▸ Your instructions: Count every line in the data below where "title" occurs, then state that number and nothing more.

-.-.-

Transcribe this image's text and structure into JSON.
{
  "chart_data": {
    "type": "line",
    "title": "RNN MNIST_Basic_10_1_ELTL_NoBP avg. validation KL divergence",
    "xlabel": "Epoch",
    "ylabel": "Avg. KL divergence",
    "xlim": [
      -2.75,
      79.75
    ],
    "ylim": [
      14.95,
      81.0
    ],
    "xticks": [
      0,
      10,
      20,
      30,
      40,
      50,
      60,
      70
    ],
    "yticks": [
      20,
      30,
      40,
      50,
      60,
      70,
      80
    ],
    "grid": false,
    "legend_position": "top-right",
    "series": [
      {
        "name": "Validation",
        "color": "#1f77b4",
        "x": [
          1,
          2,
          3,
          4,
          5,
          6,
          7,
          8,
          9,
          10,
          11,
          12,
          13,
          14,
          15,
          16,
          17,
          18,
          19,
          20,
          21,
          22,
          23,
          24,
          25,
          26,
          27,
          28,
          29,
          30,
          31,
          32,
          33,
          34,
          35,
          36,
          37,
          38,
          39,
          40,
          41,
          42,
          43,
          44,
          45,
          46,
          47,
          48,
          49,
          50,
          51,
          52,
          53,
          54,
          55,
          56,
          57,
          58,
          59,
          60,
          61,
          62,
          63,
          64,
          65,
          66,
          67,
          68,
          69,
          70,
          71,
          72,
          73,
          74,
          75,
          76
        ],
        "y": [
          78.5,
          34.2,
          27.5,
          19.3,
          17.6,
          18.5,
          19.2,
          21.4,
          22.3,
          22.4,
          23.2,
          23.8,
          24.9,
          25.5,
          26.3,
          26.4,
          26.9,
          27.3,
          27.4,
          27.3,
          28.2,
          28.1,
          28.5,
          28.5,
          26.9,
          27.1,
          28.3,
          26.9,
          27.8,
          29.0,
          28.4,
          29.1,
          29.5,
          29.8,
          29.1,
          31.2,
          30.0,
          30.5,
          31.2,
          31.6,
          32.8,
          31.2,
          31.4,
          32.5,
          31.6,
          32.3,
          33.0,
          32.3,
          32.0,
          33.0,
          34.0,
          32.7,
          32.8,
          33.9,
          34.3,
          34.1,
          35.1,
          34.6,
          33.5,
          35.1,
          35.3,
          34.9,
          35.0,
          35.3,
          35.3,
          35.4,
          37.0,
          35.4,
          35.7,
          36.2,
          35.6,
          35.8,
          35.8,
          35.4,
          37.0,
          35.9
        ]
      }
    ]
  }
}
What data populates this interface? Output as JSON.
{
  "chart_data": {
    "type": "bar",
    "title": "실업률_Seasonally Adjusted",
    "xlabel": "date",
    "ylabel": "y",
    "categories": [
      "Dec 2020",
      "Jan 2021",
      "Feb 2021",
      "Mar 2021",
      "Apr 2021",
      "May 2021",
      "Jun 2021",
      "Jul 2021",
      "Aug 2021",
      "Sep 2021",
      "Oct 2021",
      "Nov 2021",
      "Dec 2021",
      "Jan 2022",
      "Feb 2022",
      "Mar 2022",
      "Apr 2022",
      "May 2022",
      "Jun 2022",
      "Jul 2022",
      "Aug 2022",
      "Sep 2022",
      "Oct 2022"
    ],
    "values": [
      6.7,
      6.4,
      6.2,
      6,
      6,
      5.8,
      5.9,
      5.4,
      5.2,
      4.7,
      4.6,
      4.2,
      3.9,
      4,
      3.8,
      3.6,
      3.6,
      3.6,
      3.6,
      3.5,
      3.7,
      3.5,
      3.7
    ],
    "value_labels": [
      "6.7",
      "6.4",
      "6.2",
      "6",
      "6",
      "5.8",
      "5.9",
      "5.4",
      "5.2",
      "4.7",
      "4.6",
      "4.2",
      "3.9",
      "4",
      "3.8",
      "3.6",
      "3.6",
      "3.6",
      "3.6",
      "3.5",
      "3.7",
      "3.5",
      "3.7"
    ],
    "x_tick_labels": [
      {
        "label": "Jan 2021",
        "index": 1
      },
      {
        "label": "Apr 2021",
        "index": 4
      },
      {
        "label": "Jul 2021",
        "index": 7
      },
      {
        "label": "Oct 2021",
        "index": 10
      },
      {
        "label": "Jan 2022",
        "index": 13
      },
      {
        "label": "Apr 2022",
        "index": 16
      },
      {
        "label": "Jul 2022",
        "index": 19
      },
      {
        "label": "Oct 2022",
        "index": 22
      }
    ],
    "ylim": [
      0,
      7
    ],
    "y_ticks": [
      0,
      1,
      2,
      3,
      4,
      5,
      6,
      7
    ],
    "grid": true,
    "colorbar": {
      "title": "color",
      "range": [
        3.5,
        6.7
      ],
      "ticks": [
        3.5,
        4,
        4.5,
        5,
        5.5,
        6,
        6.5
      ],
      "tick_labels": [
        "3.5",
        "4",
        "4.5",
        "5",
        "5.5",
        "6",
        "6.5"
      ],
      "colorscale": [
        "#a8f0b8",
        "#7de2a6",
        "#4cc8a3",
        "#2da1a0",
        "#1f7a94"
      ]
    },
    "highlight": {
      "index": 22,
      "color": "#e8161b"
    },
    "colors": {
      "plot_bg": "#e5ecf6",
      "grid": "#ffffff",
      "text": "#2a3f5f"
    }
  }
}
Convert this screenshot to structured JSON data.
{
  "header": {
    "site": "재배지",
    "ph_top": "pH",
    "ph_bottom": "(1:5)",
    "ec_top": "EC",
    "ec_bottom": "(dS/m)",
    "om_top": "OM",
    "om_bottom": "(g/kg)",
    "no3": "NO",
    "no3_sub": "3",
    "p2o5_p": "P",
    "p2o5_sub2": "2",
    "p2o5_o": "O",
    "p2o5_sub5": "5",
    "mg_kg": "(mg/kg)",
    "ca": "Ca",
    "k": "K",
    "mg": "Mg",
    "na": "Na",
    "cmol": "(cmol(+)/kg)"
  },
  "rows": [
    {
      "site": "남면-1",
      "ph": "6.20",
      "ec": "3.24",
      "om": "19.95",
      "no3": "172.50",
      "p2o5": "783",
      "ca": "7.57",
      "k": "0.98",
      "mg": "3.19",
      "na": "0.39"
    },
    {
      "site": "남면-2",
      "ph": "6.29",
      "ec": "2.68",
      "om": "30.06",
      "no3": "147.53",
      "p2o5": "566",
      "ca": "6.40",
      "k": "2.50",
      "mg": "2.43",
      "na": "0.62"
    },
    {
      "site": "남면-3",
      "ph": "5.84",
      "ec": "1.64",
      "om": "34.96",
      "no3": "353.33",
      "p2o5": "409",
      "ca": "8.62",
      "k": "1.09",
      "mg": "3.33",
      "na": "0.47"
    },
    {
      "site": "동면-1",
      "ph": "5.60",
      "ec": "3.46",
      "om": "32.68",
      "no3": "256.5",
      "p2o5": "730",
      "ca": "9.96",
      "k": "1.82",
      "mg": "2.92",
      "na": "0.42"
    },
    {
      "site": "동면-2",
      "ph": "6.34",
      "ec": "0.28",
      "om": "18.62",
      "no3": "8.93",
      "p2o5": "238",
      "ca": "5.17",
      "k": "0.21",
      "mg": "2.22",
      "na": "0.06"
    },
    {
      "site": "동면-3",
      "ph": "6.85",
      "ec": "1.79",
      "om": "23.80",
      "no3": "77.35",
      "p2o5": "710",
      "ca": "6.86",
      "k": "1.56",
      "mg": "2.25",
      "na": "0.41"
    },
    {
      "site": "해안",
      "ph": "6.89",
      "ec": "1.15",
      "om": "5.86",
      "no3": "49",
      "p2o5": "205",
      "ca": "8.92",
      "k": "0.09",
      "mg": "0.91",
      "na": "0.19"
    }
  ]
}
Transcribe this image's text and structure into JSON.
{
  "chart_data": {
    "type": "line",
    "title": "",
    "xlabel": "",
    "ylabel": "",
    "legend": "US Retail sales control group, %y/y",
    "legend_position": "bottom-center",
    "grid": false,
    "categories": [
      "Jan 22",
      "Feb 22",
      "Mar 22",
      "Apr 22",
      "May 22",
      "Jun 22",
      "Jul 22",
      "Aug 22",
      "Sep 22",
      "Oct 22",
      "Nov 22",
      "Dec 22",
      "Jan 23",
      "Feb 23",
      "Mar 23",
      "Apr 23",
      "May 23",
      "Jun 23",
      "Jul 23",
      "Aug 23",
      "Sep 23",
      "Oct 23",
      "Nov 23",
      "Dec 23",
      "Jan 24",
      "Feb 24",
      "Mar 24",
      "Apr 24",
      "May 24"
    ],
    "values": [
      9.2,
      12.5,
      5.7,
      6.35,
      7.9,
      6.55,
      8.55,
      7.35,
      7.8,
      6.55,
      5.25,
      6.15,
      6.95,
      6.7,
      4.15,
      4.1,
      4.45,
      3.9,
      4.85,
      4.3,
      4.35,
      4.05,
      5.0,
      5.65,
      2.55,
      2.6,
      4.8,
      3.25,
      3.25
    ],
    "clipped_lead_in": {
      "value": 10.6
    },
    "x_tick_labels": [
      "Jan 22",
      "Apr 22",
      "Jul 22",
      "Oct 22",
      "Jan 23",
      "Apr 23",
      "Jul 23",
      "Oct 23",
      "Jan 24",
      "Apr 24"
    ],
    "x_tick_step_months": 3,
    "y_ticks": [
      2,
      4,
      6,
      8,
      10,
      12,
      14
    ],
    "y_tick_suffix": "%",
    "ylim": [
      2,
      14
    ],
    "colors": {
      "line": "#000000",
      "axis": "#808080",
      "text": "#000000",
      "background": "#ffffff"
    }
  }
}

-.-.-

▸ Full solution: 4